Start Information supplied

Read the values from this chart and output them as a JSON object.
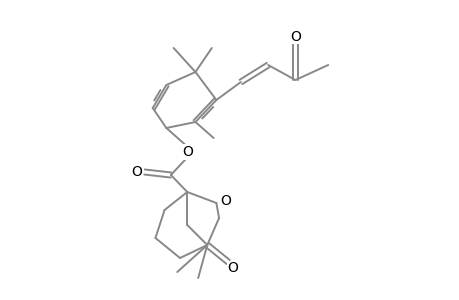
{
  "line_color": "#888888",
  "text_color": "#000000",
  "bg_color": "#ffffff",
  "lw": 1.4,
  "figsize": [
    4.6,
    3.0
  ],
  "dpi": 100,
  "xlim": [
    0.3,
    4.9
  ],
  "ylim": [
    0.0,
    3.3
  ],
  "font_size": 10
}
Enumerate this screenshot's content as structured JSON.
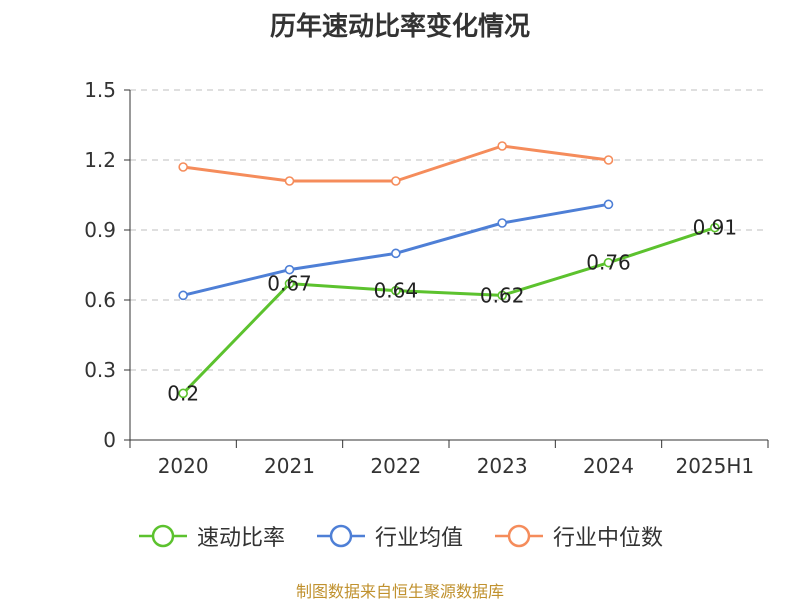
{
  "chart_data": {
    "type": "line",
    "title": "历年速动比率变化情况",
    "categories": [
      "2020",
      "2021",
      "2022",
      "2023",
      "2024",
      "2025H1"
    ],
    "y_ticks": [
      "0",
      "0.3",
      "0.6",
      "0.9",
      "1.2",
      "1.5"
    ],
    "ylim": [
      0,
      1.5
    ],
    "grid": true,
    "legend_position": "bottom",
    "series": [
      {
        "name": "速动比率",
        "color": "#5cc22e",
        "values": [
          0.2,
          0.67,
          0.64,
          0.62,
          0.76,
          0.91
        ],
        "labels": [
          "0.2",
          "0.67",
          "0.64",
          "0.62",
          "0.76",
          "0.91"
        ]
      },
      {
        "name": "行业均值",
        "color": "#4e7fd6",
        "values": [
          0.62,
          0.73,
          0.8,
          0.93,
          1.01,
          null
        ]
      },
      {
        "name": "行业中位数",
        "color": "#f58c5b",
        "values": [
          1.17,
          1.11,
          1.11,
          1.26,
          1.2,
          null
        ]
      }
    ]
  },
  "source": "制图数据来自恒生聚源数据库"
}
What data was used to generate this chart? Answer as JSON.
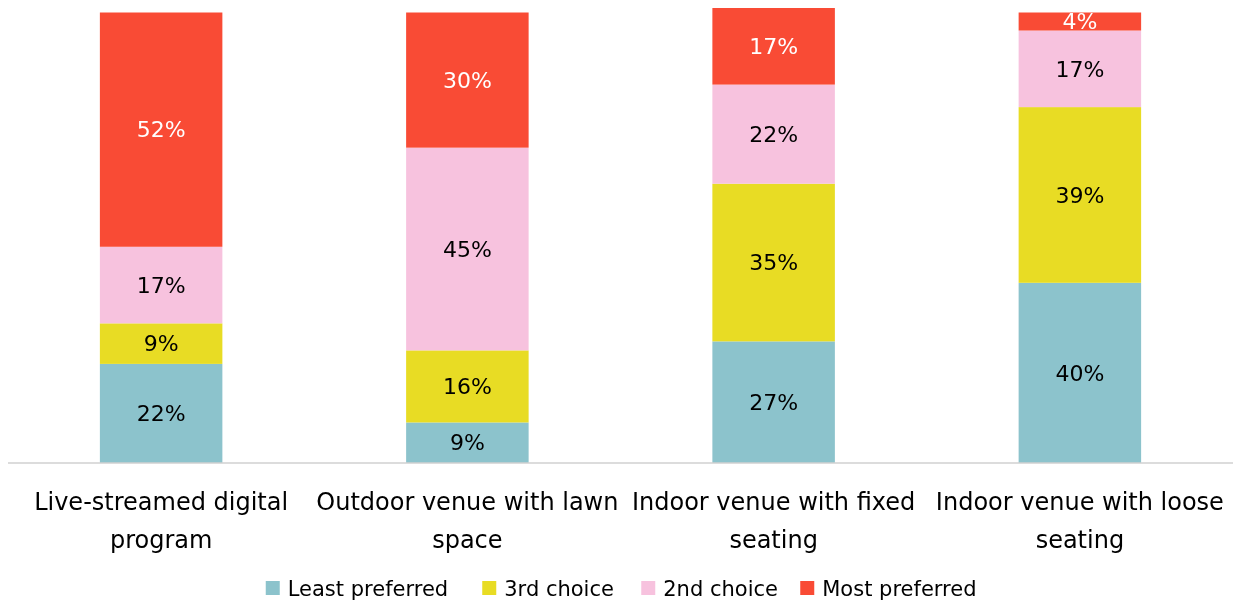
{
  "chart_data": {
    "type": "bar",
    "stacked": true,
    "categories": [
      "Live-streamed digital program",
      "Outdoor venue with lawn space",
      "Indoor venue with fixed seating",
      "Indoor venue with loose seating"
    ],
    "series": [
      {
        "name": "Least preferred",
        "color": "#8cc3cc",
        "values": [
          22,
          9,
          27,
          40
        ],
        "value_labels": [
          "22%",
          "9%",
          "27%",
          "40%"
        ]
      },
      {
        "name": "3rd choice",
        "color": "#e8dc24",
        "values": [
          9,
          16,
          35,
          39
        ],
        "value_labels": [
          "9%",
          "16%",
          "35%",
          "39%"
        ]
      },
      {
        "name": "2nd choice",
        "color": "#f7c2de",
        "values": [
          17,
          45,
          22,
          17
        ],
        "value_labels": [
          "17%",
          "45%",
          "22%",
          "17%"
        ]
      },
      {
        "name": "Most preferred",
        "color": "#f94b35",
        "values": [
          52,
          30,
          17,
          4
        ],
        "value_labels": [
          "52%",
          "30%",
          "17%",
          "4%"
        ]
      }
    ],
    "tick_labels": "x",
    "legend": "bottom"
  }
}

End Information supplied

Exclude the pictures. Write out the remaining data exactly.

» Solution to this task
Read the values from this chart and output them as a JSON object.
{
  "line_color": "#888888",
  "text_color": "#000000",
  "bg_color": "#ffffff",
  "lw": 1.4,
  "figsize": [
    4.6,
    3.0
  ],
  "dpi": 100,
  "xlim": [
    0.3,
    4.9
  ],
  "ylim": [
    0.0,
    3.3
  ],
  "font_size": 10
}
Enumerate this screenshot's content as structured JSON.
{
  "chart_data": {
    "type": "line",
    "title": "历年速动比率变化情况",
    "categories": [
      "2020",
      "2021",
      "2022",
      "2023",
      "2024",
      "2025H1"
    ],
    "y_ticks": [
      "0",
      "0.3",
      "0.6",
      "0.9",
      "1.2",
      "1.5"
    ],
    "ylim": [
      0,
      1.5
    ],
    "grid": true,
    "legend_position": "bottom",
    "series": [
      {
        "name": "速动比率",
        "color": "#5cc22e",
        "values": [
          0.2,
          0.67,
          0.64,
          0.62,
          0.76,
          0.91
        ],
        "labels": [
          "0.2",
          "0.67",
          "0.64",
          "0.62",
          "0.76",
          "0.91"
        ]
      },
      {
        "name": "行业均值",
        "color": "#4e7fd6",
        "values": [
          0.62,
          0.73,
          0.8,
          0.93,
          1.01,
          null
        ]
      },
      {
        "name": "行业中位数",
        "color": "#f58c5b",
        "values": [
          1.17,
          1.11,
          1.11,
          1.26,
          1.2,
          null
        ]
      }
    ]
  },
  "source": "制图数据来自恒生聚源数据库"
}
What data was used to generate this chart? Answer as JSON.
{
  "chart_data": {
    "type": "bar",
    "stacked": true,
    "categories": [
      "Live-streamed digital program",
      "Outdoor venue with lawn space",
      "Indoor venue with fixed seating",
      "Indoor venue with loose seating"
    ],
    "series": [
      {
        "name": "Least preferred",
        "color": "#8cc3cc",
        "values": [
          22,
          9,
          27,
          40
        ],
        "value_labels": [
          "22%",
          "9%",
          "27%",
          "40%"
        ]
      },
      {
        "name": "3rd choice",
        "color": "#e8dc24",
        "values": [
          9,
          16,
          35,
          39
        ],
        "value_labels": [
          "9%",
          "16%",
          "35%",
          "39%"
        ]
      },
      {
        "name": "2nd choice",
        "color": "#f7c2de",
        "values": [
          17,
          45,
          22,
          17
        ],
        "value_labels": [
          "17%",
          "45%",
          "22%",
          "17%"
        ]
      },
      {
        "name": "Most preferred",
        "color": "#f94b35",
        "values": [
          52,
          30,
          17,
          4
        ],
        "value_labels": [
          "52%",
          "30%",
          "17%",
          "4%"
        ]
      }
    ],
    "tick_labels": "x",
    "legend": "bottom"
  }
}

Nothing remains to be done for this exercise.